WHAT NEEDS TO BE DONE »
From the entries below, pull out each line where "structured" appears.

SOURCE MATERIAL »
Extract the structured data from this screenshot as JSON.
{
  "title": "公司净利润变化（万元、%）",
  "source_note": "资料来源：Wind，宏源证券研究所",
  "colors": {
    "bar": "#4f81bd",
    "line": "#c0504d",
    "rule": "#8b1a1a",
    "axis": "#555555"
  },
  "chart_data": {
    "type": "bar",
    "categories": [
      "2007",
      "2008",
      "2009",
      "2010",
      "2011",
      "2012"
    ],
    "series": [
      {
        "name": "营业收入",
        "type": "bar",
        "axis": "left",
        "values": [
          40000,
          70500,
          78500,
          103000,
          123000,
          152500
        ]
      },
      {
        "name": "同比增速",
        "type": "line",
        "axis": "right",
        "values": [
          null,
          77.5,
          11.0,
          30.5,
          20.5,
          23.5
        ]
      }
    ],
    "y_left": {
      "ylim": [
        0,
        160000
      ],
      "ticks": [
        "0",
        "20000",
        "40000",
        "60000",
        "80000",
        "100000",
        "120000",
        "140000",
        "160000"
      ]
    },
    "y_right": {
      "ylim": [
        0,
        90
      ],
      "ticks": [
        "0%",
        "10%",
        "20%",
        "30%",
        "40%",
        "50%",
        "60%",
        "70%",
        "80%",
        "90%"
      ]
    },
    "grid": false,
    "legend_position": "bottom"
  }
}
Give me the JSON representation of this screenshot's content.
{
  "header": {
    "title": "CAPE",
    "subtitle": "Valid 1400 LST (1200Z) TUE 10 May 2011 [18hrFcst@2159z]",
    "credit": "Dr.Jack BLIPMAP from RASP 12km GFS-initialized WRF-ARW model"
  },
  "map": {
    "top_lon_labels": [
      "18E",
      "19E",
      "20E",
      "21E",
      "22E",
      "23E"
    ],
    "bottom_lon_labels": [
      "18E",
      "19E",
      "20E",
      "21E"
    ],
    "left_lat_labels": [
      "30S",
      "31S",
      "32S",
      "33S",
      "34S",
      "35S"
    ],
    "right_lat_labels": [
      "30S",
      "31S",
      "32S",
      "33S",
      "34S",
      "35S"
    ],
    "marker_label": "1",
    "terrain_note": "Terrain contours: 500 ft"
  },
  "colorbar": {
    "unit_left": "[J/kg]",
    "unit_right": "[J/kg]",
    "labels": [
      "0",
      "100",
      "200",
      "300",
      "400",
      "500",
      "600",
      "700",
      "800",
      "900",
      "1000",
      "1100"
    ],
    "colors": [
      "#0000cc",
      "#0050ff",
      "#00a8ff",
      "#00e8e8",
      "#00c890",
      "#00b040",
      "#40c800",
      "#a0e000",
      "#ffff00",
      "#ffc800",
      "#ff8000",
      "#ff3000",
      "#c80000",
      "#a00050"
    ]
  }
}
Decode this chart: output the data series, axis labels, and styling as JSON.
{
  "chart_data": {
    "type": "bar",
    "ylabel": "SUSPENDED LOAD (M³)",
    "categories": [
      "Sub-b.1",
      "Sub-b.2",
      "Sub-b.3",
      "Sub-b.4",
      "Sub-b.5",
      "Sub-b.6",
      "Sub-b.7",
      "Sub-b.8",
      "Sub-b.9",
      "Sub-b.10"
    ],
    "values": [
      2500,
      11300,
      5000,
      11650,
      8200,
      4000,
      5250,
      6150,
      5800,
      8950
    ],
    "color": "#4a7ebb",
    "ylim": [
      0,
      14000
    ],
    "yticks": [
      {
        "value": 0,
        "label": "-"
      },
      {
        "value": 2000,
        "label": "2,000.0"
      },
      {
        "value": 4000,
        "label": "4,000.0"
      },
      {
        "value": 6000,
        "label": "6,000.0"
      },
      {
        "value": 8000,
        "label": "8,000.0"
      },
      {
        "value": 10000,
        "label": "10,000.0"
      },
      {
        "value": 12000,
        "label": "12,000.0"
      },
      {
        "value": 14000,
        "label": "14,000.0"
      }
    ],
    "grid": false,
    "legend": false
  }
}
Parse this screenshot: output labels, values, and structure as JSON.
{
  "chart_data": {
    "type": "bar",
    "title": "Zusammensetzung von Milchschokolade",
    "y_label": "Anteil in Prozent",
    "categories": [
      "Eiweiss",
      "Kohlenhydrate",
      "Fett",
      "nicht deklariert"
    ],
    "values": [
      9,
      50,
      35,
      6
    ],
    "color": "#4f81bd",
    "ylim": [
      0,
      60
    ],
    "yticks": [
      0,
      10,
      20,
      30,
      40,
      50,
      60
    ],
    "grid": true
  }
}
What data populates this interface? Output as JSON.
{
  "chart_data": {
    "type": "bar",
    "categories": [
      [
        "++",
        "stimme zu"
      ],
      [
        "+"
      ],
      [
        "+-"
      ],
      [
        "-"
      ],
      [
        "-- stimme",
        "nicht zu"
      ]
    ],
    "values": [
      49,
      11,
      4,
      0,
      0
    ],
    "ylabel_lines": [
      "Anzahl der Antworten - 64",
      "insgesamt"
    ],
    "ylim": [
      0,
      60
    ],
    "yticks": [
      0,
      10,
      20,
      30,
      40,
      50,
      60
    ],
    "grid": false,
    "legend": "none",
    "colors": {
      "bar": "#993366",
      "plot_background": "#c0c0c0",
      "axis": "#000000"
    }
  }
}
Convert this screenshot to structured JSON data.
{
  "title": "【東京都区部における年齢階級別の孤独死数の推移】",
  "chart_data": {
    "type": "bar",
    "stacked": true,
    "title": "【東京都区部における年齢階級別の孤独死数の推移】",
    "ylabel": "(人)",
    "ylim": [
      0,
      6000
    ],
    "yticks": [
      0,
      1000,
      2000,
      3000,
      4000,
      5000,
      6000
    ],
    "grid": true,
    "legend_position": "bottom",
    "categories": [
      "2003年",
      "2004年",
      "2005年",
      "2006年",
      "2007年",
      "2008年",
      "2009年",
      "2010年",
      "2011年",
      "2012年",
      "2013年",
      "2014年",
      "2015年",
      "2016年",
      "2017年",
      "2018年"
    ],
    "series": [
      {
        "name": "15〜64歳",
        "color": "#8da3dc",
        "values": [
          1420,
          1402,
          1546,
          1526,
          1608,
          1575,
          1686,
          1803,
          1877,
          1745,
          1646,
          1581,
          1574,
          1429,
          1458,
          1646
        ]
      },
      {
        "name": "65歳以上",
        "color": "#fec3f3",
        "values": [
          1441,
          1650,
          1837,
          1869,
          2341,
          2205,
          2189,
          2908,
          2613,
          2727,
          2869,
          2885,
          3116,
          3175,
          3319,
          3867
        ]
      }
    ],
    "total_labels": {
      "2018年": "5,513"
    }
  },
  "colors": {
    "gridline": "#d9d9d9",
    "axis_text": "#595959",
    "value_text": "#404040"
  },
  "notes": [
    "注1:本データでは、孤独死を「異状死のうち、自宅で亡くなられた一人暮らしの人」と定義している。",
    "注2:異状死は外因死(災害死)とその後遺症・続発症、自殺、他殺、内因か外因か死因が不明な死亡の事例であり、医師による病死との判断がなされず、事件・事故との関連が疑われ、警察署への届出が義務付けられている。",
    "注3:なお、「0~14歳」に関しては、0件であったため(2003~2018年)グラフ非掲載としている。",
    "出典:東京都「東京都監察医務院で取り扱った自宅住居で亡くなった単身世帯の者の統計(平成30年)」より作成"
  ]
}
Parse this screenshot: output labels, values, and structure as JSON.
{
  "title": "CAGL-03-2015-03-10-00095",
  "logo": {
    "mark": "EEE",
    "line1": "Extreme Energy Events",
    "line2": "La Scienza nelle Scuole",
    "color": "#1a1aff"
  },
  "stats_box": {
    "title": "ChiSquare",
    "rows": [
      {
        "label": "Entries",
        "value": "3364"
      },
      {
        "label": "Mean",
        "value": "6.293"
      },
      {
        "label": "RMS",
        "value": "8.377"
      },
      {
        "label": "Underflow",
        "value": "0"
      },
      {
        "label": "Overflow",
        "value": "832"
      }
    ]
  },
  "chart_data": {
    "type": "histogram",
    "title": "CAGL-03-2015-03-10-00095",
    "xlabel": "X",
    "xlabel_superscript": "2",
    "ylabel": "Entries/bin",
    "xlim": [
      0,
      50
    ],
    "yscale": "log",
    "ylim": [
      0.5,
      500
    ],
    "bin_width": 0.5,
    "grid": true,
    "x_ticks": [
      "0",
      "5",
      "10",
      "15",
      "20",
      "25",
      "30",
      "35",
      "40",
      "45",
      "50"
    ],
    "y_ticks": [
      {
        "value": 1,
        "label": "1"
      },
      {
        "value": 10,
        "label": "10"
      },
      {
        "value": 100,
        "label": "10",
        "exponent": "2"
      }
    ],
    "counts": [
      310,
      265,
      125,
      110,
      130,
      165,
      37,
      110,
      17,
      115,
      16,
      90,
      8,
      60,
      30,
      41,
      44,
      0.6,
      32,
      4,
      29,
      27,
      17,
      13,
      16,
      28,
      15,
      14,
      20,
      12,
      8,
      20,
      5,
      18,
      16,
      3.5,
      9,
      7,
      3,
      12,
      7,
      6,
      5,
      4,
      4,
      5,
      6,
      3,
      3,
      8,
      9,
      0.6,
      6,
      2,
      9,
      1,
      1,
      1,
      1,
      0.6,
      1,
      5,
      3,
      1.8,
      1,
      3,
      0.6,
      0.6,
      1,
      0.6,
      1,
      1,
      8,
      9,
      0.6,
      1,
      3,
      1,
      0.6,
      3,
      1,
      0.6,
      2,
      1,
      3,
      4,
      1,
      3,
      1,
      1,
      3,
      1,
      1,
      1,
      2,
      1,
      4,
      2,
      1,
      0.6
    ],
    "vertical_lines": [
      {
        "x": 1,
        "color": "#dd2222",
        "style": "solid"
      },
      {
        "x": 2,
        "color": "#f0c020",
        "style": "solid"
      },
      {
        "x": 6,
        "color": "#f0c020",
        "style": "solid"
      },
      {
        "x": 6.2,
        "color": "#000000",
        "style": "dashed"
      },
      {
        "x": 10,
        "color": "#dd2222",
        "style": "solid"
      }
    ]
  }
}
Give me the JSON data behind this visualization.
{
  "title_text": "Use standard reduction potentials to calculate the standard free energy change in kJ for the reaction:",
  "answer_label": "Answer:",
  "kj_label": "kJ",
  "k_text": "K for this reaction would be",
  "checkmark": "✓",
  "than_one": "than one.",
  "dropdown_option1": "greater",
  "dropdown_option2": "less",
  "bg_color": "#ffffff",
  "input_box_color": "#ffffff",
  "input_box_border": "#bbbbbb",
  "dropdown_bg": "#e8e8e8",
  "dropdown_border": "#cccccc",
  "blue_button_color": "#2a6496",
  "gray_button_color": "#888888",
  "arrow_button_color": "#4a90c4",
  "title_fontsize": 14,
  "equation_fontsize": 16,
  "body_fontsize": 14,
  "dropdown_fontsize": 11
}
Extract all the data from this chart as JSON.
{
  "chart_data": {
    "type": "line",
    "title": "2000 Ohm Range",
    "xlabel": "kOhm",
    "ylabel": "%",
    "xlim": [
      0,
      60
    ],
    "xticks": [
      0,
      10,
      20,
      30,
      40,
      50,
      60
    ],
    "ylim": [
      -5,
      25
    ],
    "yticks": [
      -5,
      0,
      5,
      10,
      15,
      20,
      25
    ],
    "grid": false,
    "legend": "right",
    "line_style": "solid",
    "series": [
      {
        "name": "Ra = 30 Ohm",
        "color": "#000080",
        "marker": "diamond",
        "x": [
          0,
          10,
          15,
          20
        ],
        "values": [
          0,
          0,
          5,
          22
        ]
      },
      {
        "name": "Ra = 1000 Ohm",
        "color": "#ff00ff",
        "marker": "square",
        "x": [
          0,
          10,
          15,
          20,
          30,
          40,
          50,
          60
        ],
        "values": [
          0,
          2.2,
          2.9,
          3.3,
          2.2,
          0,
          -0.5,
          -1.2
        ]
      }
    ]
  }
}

COMPLETED EXERCISE »
Extract the structured data from this screenshot as JSON.
Convert this screenshot to structured JSON data.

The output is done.